[START DATA SUPPLIED]

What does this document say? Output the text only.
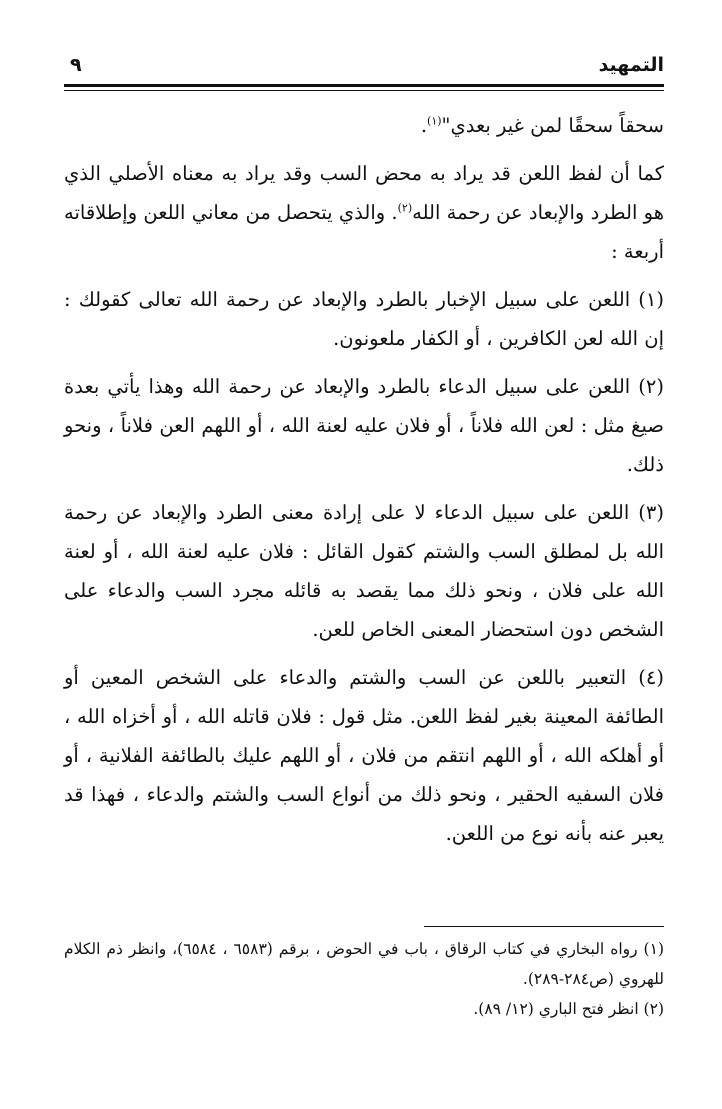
التمهيد
٩

سحقاً سحقًا لمن غير بعدي"$^{(١)}$.

كما أن لفظ اللعن قد يراد به محض السب وقد يراد به معناه الأصلي الذي هو الطرد والإبعاد عن رحمة الله$^{(٢)}$. والذي يتحصل من معاني اللعن وإطلاقاته أربعة :

(١) اللعن على سبيل الإخبار بالطرد والإبعاد عن رحمة الله تعالى كقولك : إن الله لعن الكافرين ، أو الكفار ملعونون.

(٢) اللعن على سبيل الدعاء بالطرد والإبعاد عن رحمة الله وهذا يأتي بعدة صيغ مثل : لعن الله فلاناً ، أو فلان عليه لعنة الله ، أو اللهم العن فلاناً ، ونحو ذلك.

(٣) اللعن على سبيل الدعاء لا على إرادة معنى الطرد والإبعاد عن رحمة الله بل لمطلق السب والشتم كقول القائل : فلان عليه لعنة الله ، أو لعنة الله على فلان ، ونحو ذلك مما يقصد به قائله مجرد السب والدعاء على الشخص دون استحضار المعنى الخاص للعن.

(٤) التعبير باللعن عن السب والشتم والدعاء على الشخص المعين أو الطائفة المعينة بغير لفظ اللعن. مثل قول : فلان قاتله الله ، أو أخزاه الله ، أو أهلكه الله ، أو اللهم انتقم من فلان ، أو اللهم عليك بالطائفة الفلانية ، أو فلان السفيه الحقير ، ونحو ذلك من أنواع السب والشتم والدعاء ، فهذا قد يعبر عنه بأنه نوع من اللعن.

(١) رواه البخاري في كتاب الرقاق ، باب في الحوض ، برقم (٦٥٨٣ ، ٦٥٨٤)، وانظر ذم الكلام للهروي (ص٢٨٤-٢٨٩).

(٢) انظر فتح الباري (١٢/ ٨٩).
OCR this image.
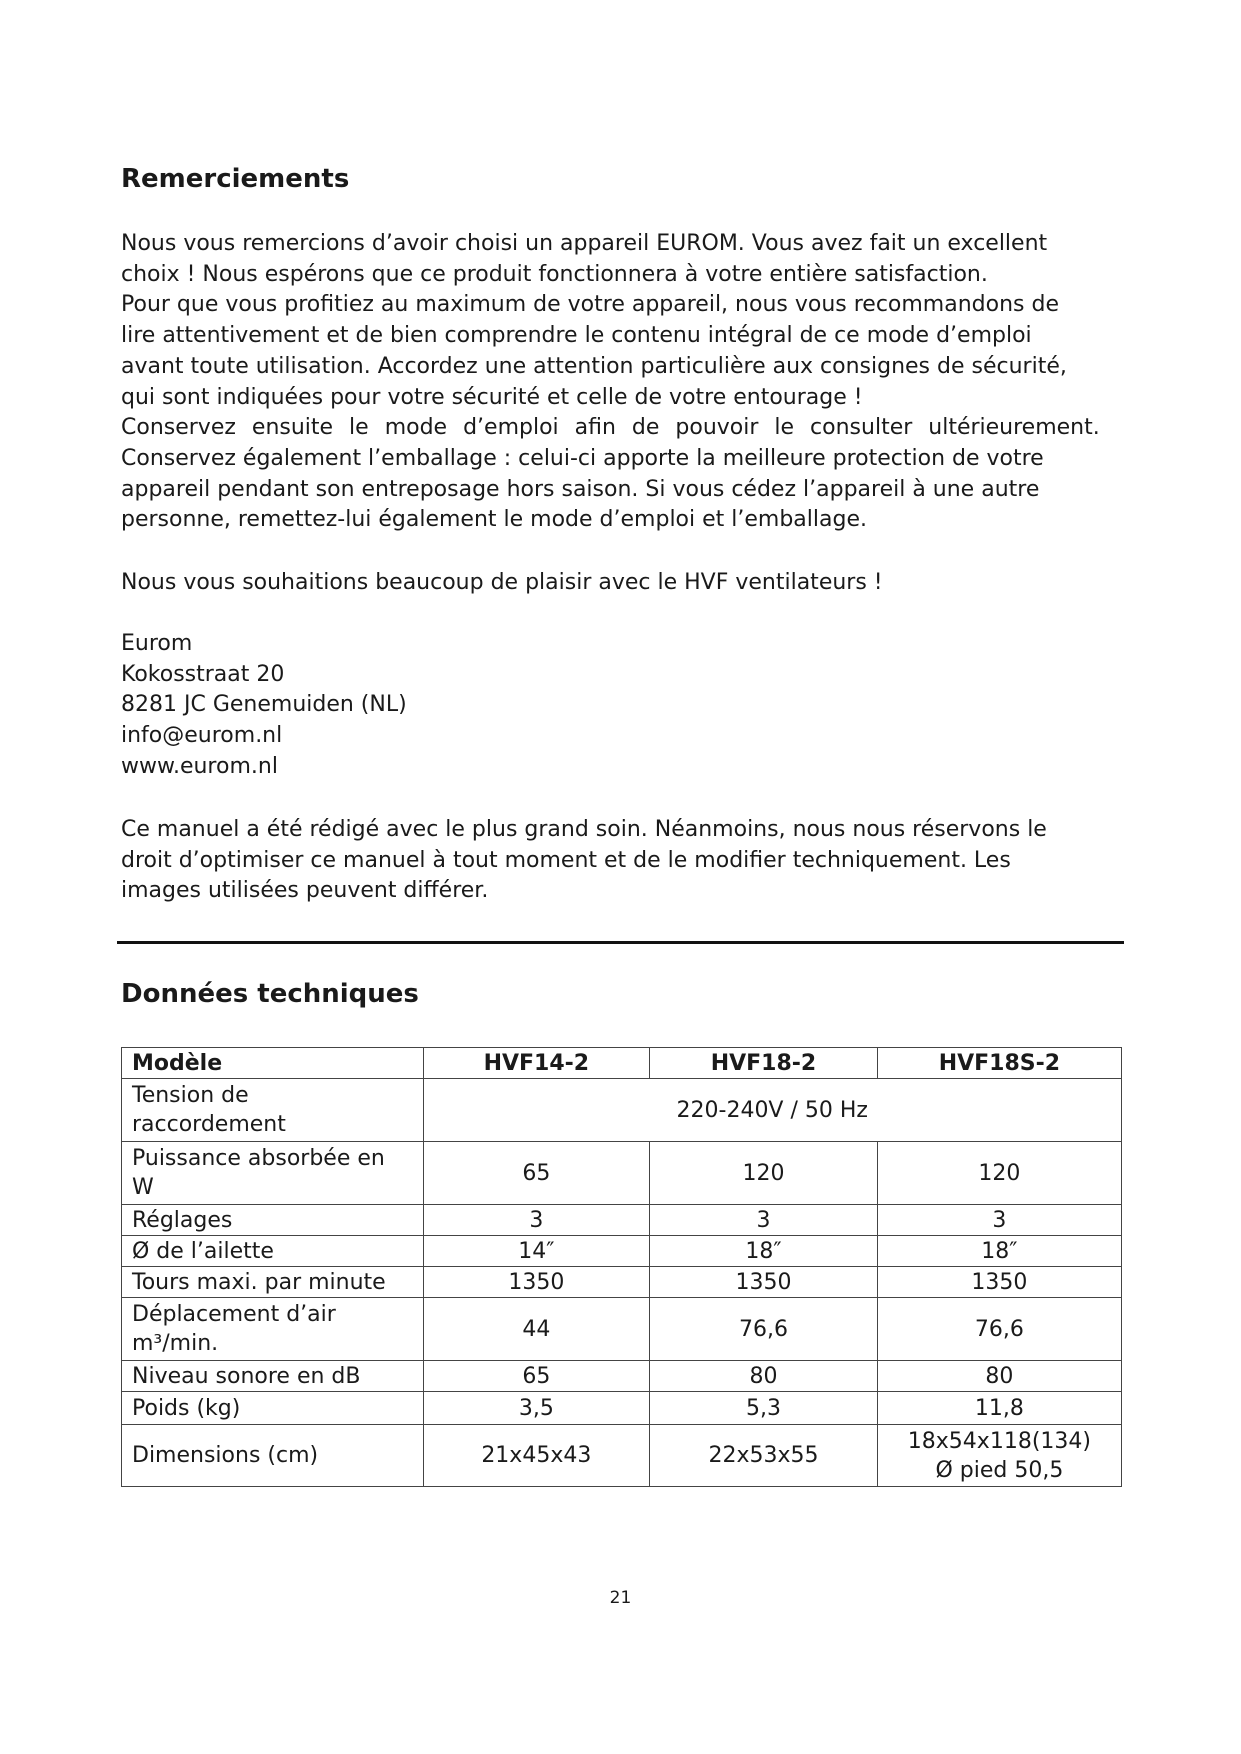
Remerciements
Nous vous remercions d’avoir choisi un appareil EUROM. Vous avez fait un excellent
choix ! Nous espérons que ce produit fonctionnera à votre entière satisfaction.
Pour que vous profitiez au maximum de votre appareil, nous vous recommandons de
lire attentivement et de bien comprendre le contenu intégral de ce mode d’emploi
avant toute utilisation. Accordez une attention particulière aux consignes de sécurité,
qui sont indiquées pour votre sécurité et celle de votre entourage !
Conservez ensuite le mode d’emploi afin de pouvoir le consulter ultérieurement.
Conservez également l’emballage : celui-ci apporte la meilleure protection de votre
appareil pendant son entreposage hors saison. Si vous cédez l’appareil à une autre
personne, remettez-lui également le mode d’emploi et l’emballage.
Nous vous souhaitions beaucoup de plaisir avec le HVF ventilateurs !
Eurom
Kokosstraat 20
8281 JC Genemuiden (NL)
info@eurom.nl
www.eurom.nl
Ce manuel a été rédigé avec le plus grand soin. Néanmoins, nous nous réservons le
droit d’optimiser ce manuel à tout moment et de le modifier techniquement. Les
images utilisées peuvent différer.
Données techniques
Modèle	HVF14-2	HVF18-2	HVF18S-2
Tension de raccordement	220-240V / 50 Hz		
Puissance absorbée en W	65	120	120
Réglages	3	3	3
Ø de l’ailette	14″	18″	18″
Tours maxi. par minute	1350	1350	1350
Déplacement d’air m³/min.	44	76,6	76,6
Niveau sonore en dB	65	80	80
Poids (kg)	3,5	5,3	11,8
Dimensions (cm)	21x45x43	22x53x55	18x54x118(134) Ø pied 50,5
21
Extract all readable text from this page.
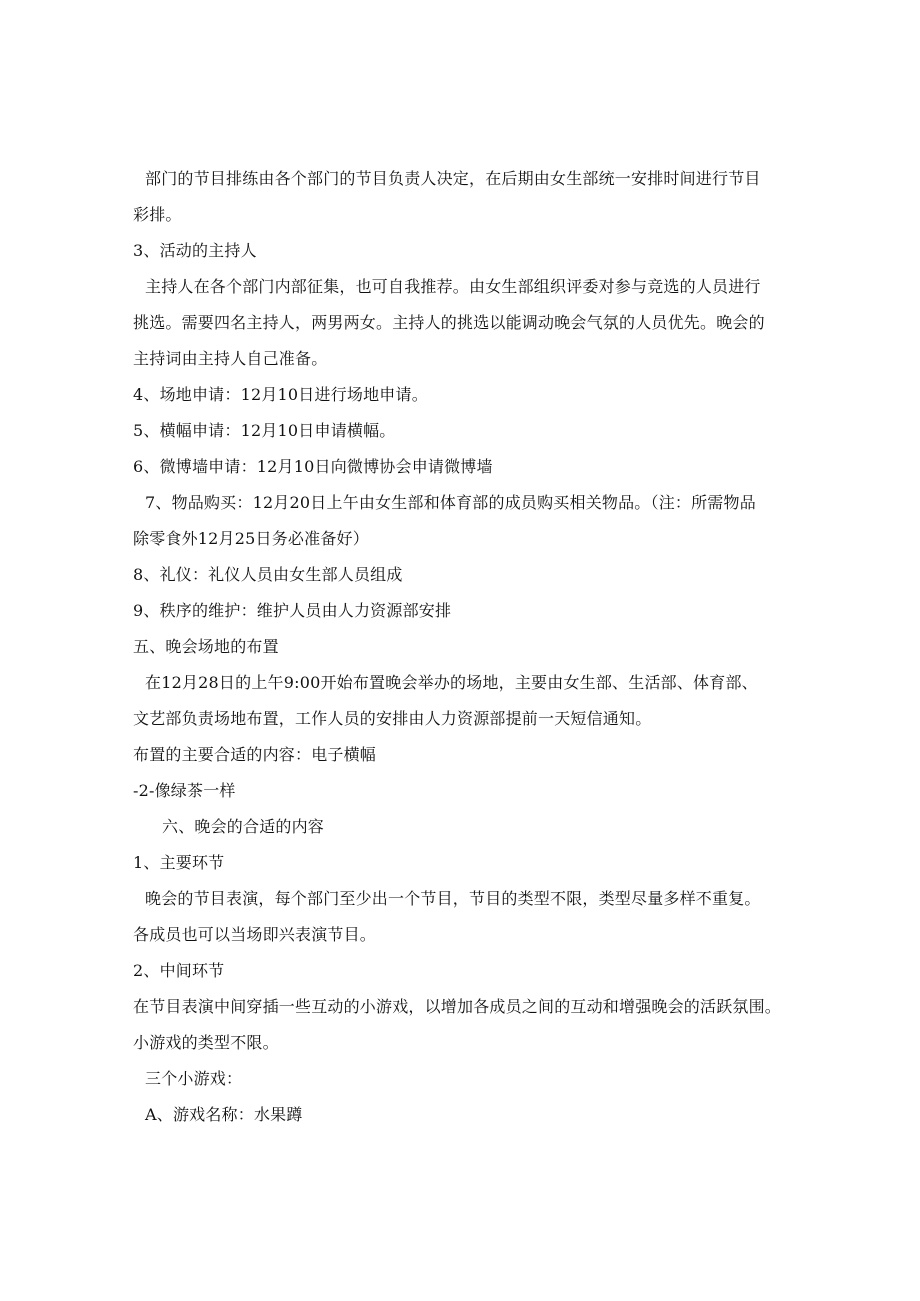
部门的节目排练由各个部门的节目负责人决定，在后期由女生部统一安排时间进行节目
彩排。
3、活动的主持人
主持人在各个部门内部征集，也可自我推荐。由女生部组织评委对参与竞选的人员进行
挑选。需要四名主持人，两男两女。主持人的挑选以能调动晚会气氛的人员优先。晚会的
主持词由主持人自己准备。
4、场地申请：12月10日进行场地申请。
5、横幅申请：12月10日申请横幅。
6、微博墙申请：12月10日向微博协会申请微博墙
7、物品购买：12月20日上午由女生部和体育部的成员购买相关物品。（注：所需物品
除零食外12月25日务必准备好）
8、礼仪：礼仪人员由女生部人员组成
9、秩序的维护：维护人员由人力资源部安排
五、晚会场地的布置
在12月28日的上午9:00开始布置晚会举办的场地，主要由女生部、生活部、体育部、
文艺部负责场地布置，工作人员的安排由人力资源部提前一天短信通知。
布置的主要合适的内容：电子横幅
-2-像绿茶一样
六、晚会的合适的内容
1、主要环节
晚会的节目表演，每个部门至少出一个节目，节目的类型不限，类型尽量多样不重复。
各成员也可以当场即兴表演节目。
2、中间环节
在节目表演中间穿插一些互动的小游戏，以增加各成员之间的互动和增强晚会的活跃氛围。
小游戏的类型不限。
三个小游戏：
A、游戏名称：水果蹲
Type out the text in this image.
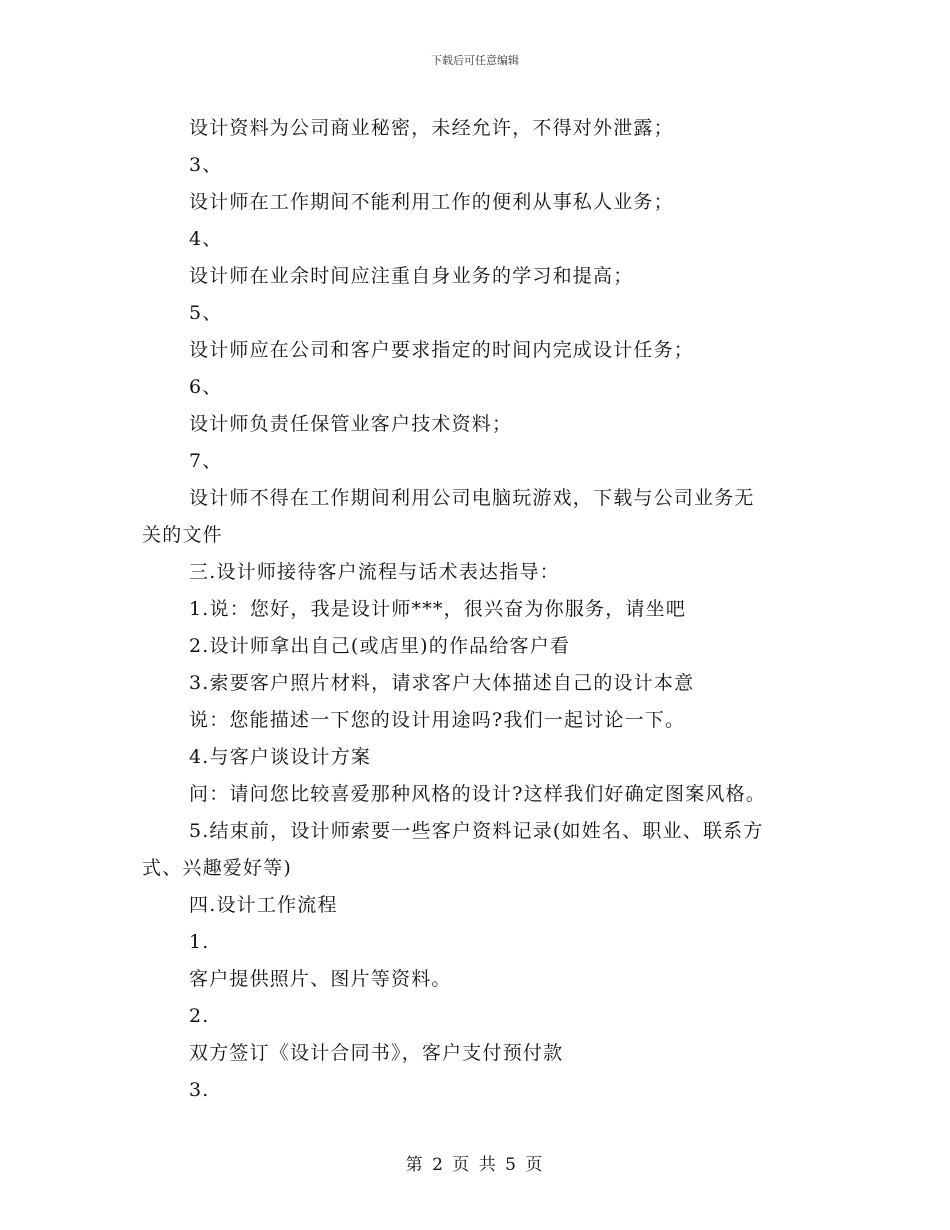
下载后可任意编辑
设计资料为公司商业秘密，未经允许，不得对外泄露；
3、
设计师在工作期间不能利用工作的便利从事私人业务；
4、
设计师在业余时间应注重自身业务的学习和提高；
5、
设计师应在公司和客户要求指定的时间内完成设计任务；
6、
设计师负责任保管业客户技术资料；
7、
设计师不得在工作期间利用公司电脑玩游戏，下载与公司业务无
关的文件
三.设计师接待客户流程与话术表达指导：
1.说：您好，我是设计师***，很兴奋为你服务，请坐吧
2.设计师拿出自己(或店里)的作品给客户看
3.索要客户照片材料，请求客户大体描述自己的设计本意
说：您能描述一下您的设计用途吗?我们一起讨论一下。
4.与客户谈设计方案
问：请问您比较喜爱那种风格的设计?这样我们好确定图案风格。
5.结束前，设计师索要一些客户资料记录(如姓名、职业、联系方
式、兴趣爱好等)
四.设计工作流程
1.
客户提供照片、图片等资料。
2.
双方签订《设计合同书》，客户支付预付款
3.
第 2 页 共 5 页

[END DATA SUPPLIED]

[TO BE DONE]: Lines that include the word "emploi" — how many are there in the data? Answer with the number alone.

[TASK SOLUTION]: 3